[Records from a data collection]
※
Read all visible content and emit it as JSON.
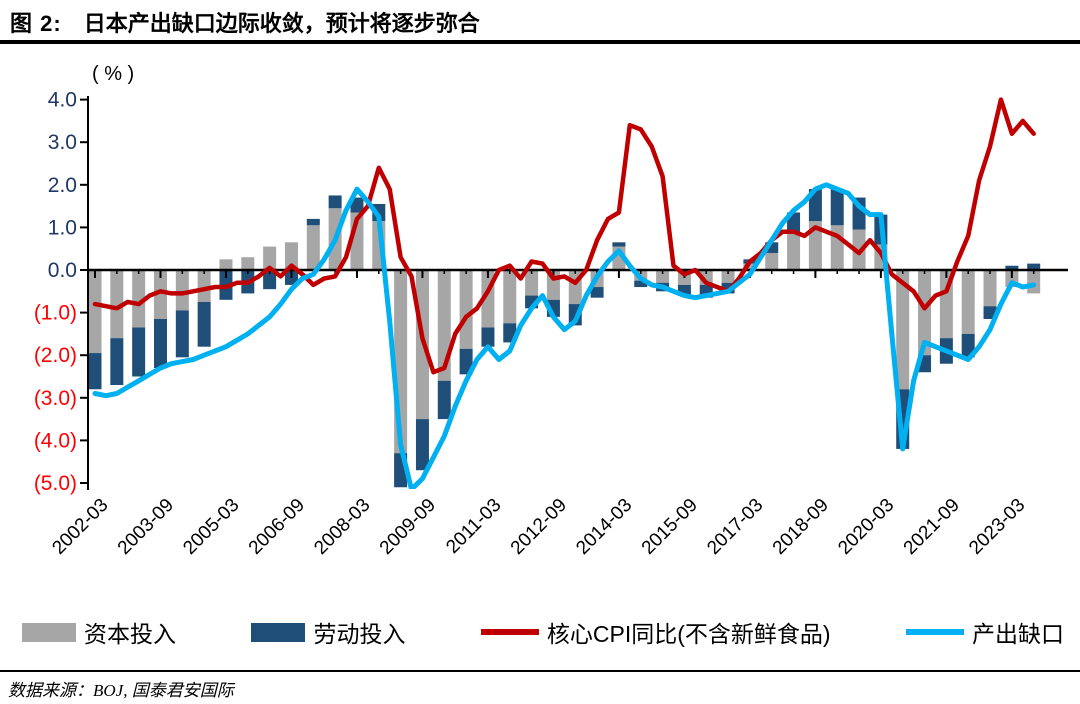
{
  "title": {
    "prefix": "图 2:",
    "text": "日本产出缺口边际收敛，预计将逐步弥合"
  },
  "source": {
    "label": "数据来源：BOJ, 国泰君安国际"
  },
  "axis": {
    "unit_label": "( % )",
    "y_ticks": [
      {
        "value": 4,
        "label": "4.0"
      },
      {
        "value": 3,
        "label": "3.0"
      },
      {
        "value": 2,
        "label": "2.0"
      },
      {
        "value": 1,
        "label": "1.0"
      },
      {
        "value": 0,
        "label": "0.0"
      },
      {
        "value": -1,
        "label": "(1.0)"
      },
      {
        "value": -2,
        "label": "(2.0)"
      },
      {
        "value": -3,
        "label": "(3.0)"
      },
      {
        "value": -4,
        "label": "(4.0)"
      },
      {
        "value": -5,
        "label": "(5.0)"
      }
    ],
    "x_tick_labels": [
      "2002-03",
      "2003-09",
      "2005-03",
      "2006-09",
      "2008-03",
      "2009-09",
      "2011-03",
      "2012-09",
      "2014-03",
      "2015-09",
      "2017-03",
      "2018-09",
      "2020-03",
      "2021-09",
      "2023-03"
    ]
  },
  "colors": {
    "capital": "#A6A6A6",
    "labor": "#1F4E79",
    "cpi": "#C00000",
    "gap": "#00B0F0",
    "axis": "#000000",
    "y_label_positive": "#1F3864",
    "y_label_negative": "#FF0000"
  },
  "legend": [
    {
      "label": "资本投入",
      "kind": "bar",
      "color": "#A6A6A6"
    },
    {
      "label": "劳动投入",
      "kind": "bar",
      "color": "#1F4E79"
    },
    {
      "label": "核心CPI同比(不含新鲜食品)",
      "kind": "line",
      "color": "#C00000"
    },
    {
      "label": "产出缺口",
      "kind": "line",
      "color": "#00B0F0"
    }
  ],
  "chart_data": {
    "type": "combo-bar-line",
    "title": "日本产出缺口边际收敛，预计将逐步弥合",
    "ylabel": "( % )",
    "ylim": [
      -5,
      4
    ],
    "grid": false,
    "legend_position": "bottom",
    "bar_dates": [
      "2002-03",
      "2002-09",
      "2003-03",
      "2003-09",
      "2004-03",
      "2004-09",
      "2005-03",
      "2005-09",
      "2006-03",
      "2006-09",
      "2007-03",
      "2007-09",
      "2008-03",
      "2008-09",
      "2009-03",
      "2009-09",
      "2010-03",
      "2010-09",
      "2011-03",
      "2011-09",
      "2012-03",
      "2012-09",
      "2013-03",
      "2013-09",
      "2014-03",
      "2014-09",
      "2015-03",
      "2015-09",
      "2016-03",
      "2016-09",
      "2017-03",
      "2017-09",
      "2018-03",
      "2018-09",
      "2019-03",
      "2019-09",
      "2020-03",
      "2020-09",
      "2021-03",
      "2021-09",
      "2022-03",
      "2022-09",
      "2023-03",
      "2023-09"
    ],
    "series": [
      {
        "name": "资本投入",
        "type": "bar",
        "stacked": true,
        "color": "#A6A6A6",
        "values": [
          -1.95,
          -1.6,
          -1.35,
          -1.15,
          -0.95,
          -0.75,
          0.25,
          0.3,
          0.55,
          0.65,
          1.05,
          1.45,
          1.35,
          1.15,
          -4.3,
          -3.5,
          -2.6,
          -1.85,
          -1.35,
          -1.25,
          -0.6,
          -0.7,
          -0.8,
          -0.4,
          0.55,
          -0.25,
          -0.3,
          -0.35,
          -0.35,
          -0.3,
          0.15,
          0.4,
          0.85,
          1.15,
          1.05,
          0.95,
          0.6,
          -2.8,
          -2.0,
          -1.6,
          -1.5,
          -0.85,
          -0.4,
          -0.55
        ]
      },
      {
        "name": "劳动投入",
        "type": "bar",
        "stacked": true,
        "color": "#1F4E79",
        "values": [
          -0.85,
          -1.1,
          -1.15,
          -1.15,
          -1.1,
          -1.05,
          -0.7,
          -0.55,
          -0.45,
          -0.35,
          0.15,
          0.3,
          0.35,
          0.4,
          -0.8,
          -1.2,
          -0.9,
          -0.6,
          -0.45,
          -0.45,
          -0.3,
          -0.4,
          -0.5,
          -0.25,
          0.1,
          -0.15,
          -0.2,
          -0.25,
          -0.3,
          -0.25,
          0.1,
          0.25,
          0.5,
          0.75,
          0.85,
          0.75,
          0.7,
          -1.4,
          -0.4,
          -0.6,
          -0.55,
          -0.3,
          0.1,
          0.15
        ]
      },
      {
        "name": "核心CPI同比(不含新鲜食品)",
        "type": "line",
        "color": "#C00000",
        "x_start": 2002.25,
        "x_step": 0.25,
        "values": [
          -0.8,
          -0.85,
          -0.9,
          -0.75,
          -0.8,
          -0.6,
          -0.5,
          -0.55,
          -0.55,
          -0.5,
          -0.45,
          -0.4,
          -0.4,
          -0.3,
          -0.3,
          -0.15,
          0.05,
          -0.15,
          0.1,
          -0.1,
          -0.35,
          -0.2,
          -0.15,
          0.3,
          1.2,
          1.5,
          2.4,
          1.9,
          0.3,
          -0.15,
          -1.6,
          -2.4,
          -2.3,
          -1.5,
          -1.1,
          -0.9,
          -0.5,
          0.0,
          0.1,
          -0.2,
          0.2,
          0.15,
          -0.2,
          -0.15,
          -0.3,
          0.0,
          0.7,
          1.2,
          1.35,
          3.4,
          3.3,
          2.9,
          2.2,
          0.1,
          -0.1,
          0.0,
          -0.3,
          -0.4,
          -0.5,
          -0.2,
          0.2,
          0.4,
          0.7,
          0.9,
          0.9,
          0.8,
          1.0,
          0.9,
          0.8,
          0.6,
          0.4,
          0.7,
          0.4,
          -0.1,
          -0.3,
          -0.5,
          -0.9,
          -0.6,
          -0.5,
          0.2,
          0.8,
          2.1,
          2.9,
          4.0,
          3.2,
          3.5,
          3.2
        ]
      },
      {
        "name": "产出缺口",
        "type": "line",
        "color": "#00B0F0",
        "x_start": 2002.25,
        "x_step": 0.25,
        "values": [
          -2.9,
          -2.95,
          -2.9,
          -2.75,
          -2.6,
          -2.45,
          -2.3,
          -2.2,
          -2.15,
          -2.1,
          -2.0,
          -1.9,
          -1.8,
          -1.65,
          -1.5,
          -1.3,
          -1.1,
          -0.8,
          -0.45,
          -0.2,
          -0.1,
          0.25,
          0.7,
          1.4,
          1.9,
          1.6,
          1.25,
          -1.2,
          -4.1,
          -5.15,
          -4.9,
          -4.4,
          -3.9,
          -3.2,
          -2.6,
          -2.1,
          -1.8,
          -2.1,
          -1.9,
          -1.3,
          -0.9,
          -0.6,
          -1.1,
          -1.4,
          -1.2,
          -0.6,
          -0.15,
          0.2,
          0.45,
          0.1,
          -0.2,
          -0.35,
          -0.4,
          -0.5,
          -0.6,
          -0.65,
          -0.6,
          -0.55,
          -0.5,
          -0.3,
          -0.1,
          0.3,
          0.7,
          1.1,
          1.4,
          1.6,
          1.9,
          2.0,
          1.9,
          1.8,
          1.5,
          1.3,
          1.3,
          -1.5,
          -4.2,
          -2.6,
          -1.7,
          -1.8,
          -1.9,
          -2.0,
          -2.1,
          -1.8,
          -1.4,
          -0.8,
          -0.3,
          -0.4,
          -0.35
        ]
      }
    ]
  }
}
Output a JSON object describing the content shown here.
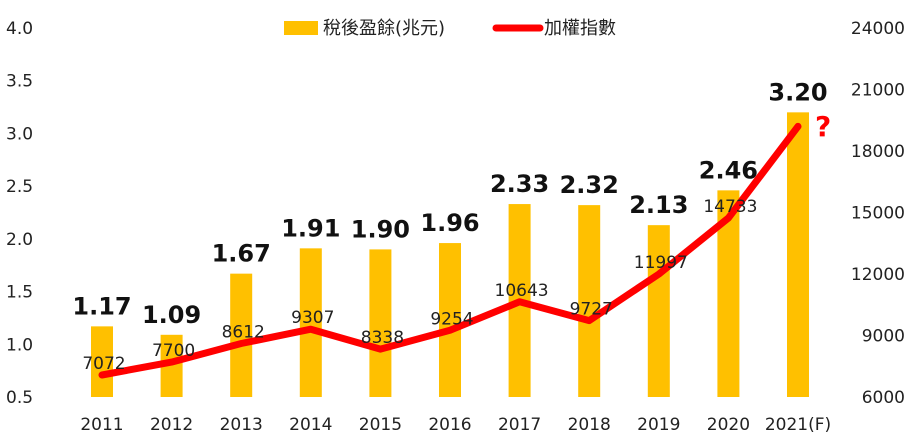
{
  "chart_data": {
    "type": "bar+line",
    "categories": [
      "2011",
      "2012",
      "2013",
      "2014",
      "2015",
      "2016",
      "2017",
      "2018",
      "2019",
      "2020",
      "2021(F)"
    ],
    "series": [
      {
        "name": "稅後盈餘(兆元)",
        "type": "bar",
        "axis": "left",
        "color": "#FFC000",
        "values": [
          1.17,
          1.09,
          1.67,
          1.91,
          1.9,
          1.96,
          2.33,
          2.32,
          2.13,
          2.46,
          3.2
        ],
        "labels": [
          "1.17",
          "1.09",
          "1.67",
          "1.91",
          "1.90",
          "1.96",
          "2.33",
          "2.32",
          "2.13",
          "2.46",
          "3.20"
        ]
      },
      {
        "name": "加權指數",
        "type": "line",
        "axis": "right",
        "color": "#FF0000",
        "values": [
          7072,
          7700,
          8612,
          9307,
          8338,
          9254,
          10643,
          9727,
          11997,
          14733,
          19200
        ],
        "labels": [
          "7072",
          "7700",
          "8612",
          "9307",
          "8338",
          "9254",
          "10643",
          "9727",
          "11997",
          "14733",
          ""
        ]
      }
    ],
    "annotation": {
      "text": "?",
      "color": "#FF0000"
    },
    "left_axis": {
      "ylim": [
        0.5,
        4.0
      ],
      "ticks": [
        "0.5",
        "1.0",
        "1.5",
        "2.0",
        "2.5",
        "3.0",
        "3.5",
        "4.0"
      ]
    },
    "right_axis": {
      "ylim": [
        6000,
        24000
      ],
      "ticks": [
        "6000",
        "9000",
        "12000",
        "15000",
        "18000",
        "21000",
        "24000"
      ]
    },
    "legend_position": "top-center",
    "grid": false
  }
}
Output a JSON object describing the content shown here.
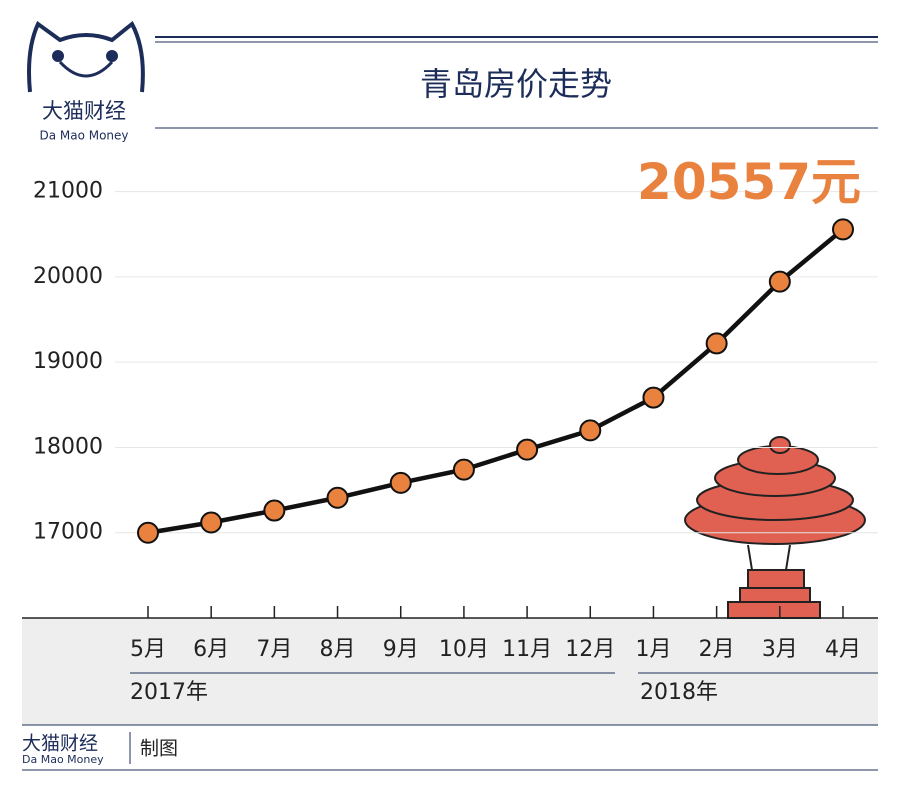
※
Short exercise → Scan the material above for the string "name" and return the lines that hold it.

Exercise result →
        "name": "资本投入",
        "name": "劳动投入",
        "name": "核心CPI同比(不含新鲜食品)",
        "name": "产出缺口",
        "name": "稅後盈餘(兆元)",
        "name": "加權指數",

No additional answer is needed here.